===== Dataset extract

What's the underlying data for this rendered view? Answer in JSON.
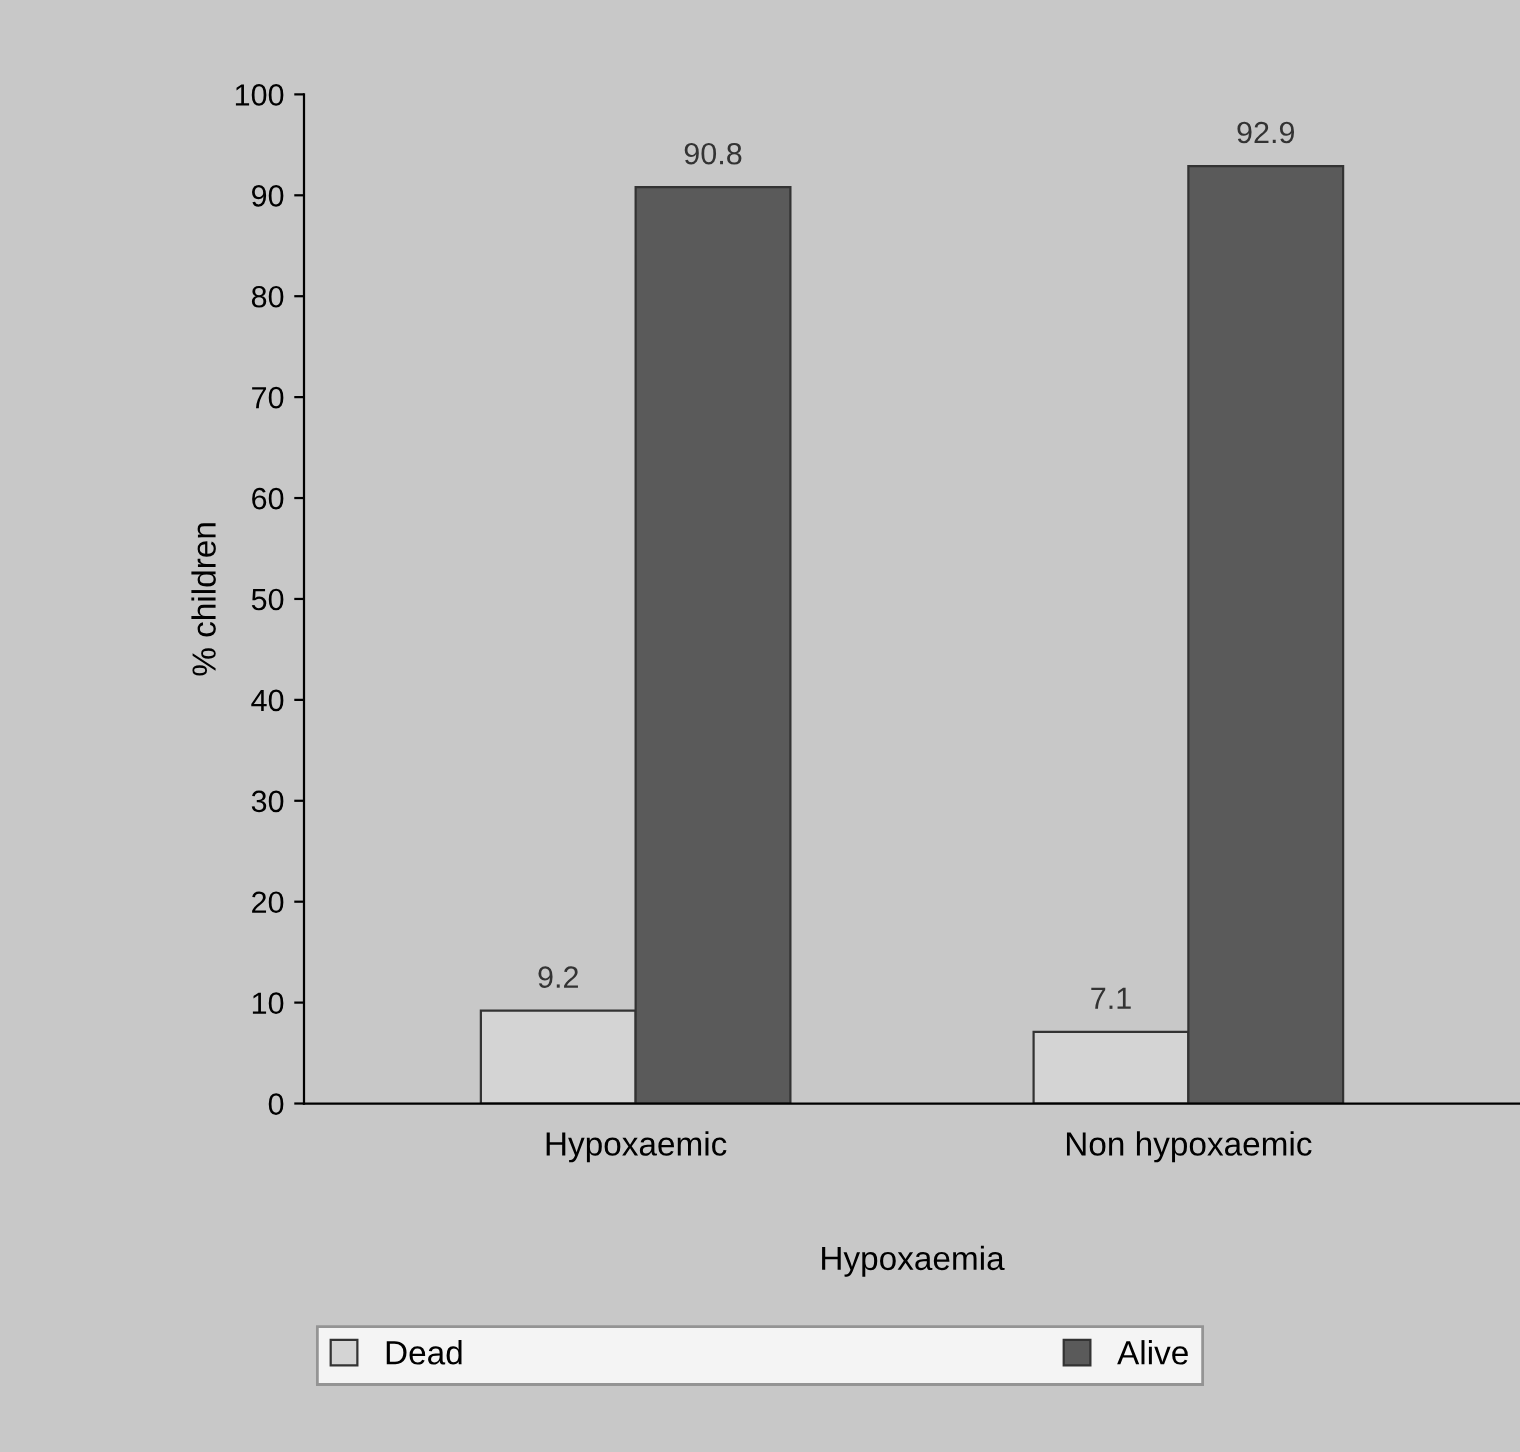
{
  "chart_data": {
    "type": "bar",
    "xlabel": "Hypoxaemia",
    "ylabel": "% children",
    "categories": [
      "Hypoxaemic",
      "Non hypoxaemic"
    ],
    "series": [
      {
        "name": "Dead",
        "color": "#d4d4d4",
        "values": [
          9.2,
          7.1
        ]
      },
      {
        "name": "Alive",
        "color": "#5a5a5a",
        "values": [
          90.8,
          92.9
        ]
      }
    ],
    "ylim": [
      0,
      100
    ],
    "yticks": [
      0,
      10,
      20,
      30,
      40,
      50,
      60,
      70,
      80,
      90,
      100
    ],
    "grid": false,
    "legend": "bottom",
    "data_labels": true
  }
}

==========

Apart from the pictures, the entries above are to be repeated in full and exactly.

* [The answer]
What's the underlying data for this rendered view? Answer in JSON.
{
  "chart_data": {
    "type": "bar",
    "xlabel": "Hypoxaemia",
    "ylabel": "% children",
    "categories": [
      "Hypoxaemic",
      "Non hypoxaemic"
    ],
    "series": [
      {
        "name": "Dead",
        "color": "#d4d4d4",
        "values": [
          9.2,
          7.1
        ]
      },
      {
        "name": "Alive",
        "color": "#5a5a5a",
        "values": [
          90.8,
          92.9
        ]
      }
    ],
    "ylim": [
      0,
      100
    ],
    "yticks": [
      0,
      10,
      20,
      30,
      40,
      50,
      60,
      70,
      80,
      90,
      100
    ],
    "grid": false,
    "legend": "bottom",
    "data_labels": true
  }
}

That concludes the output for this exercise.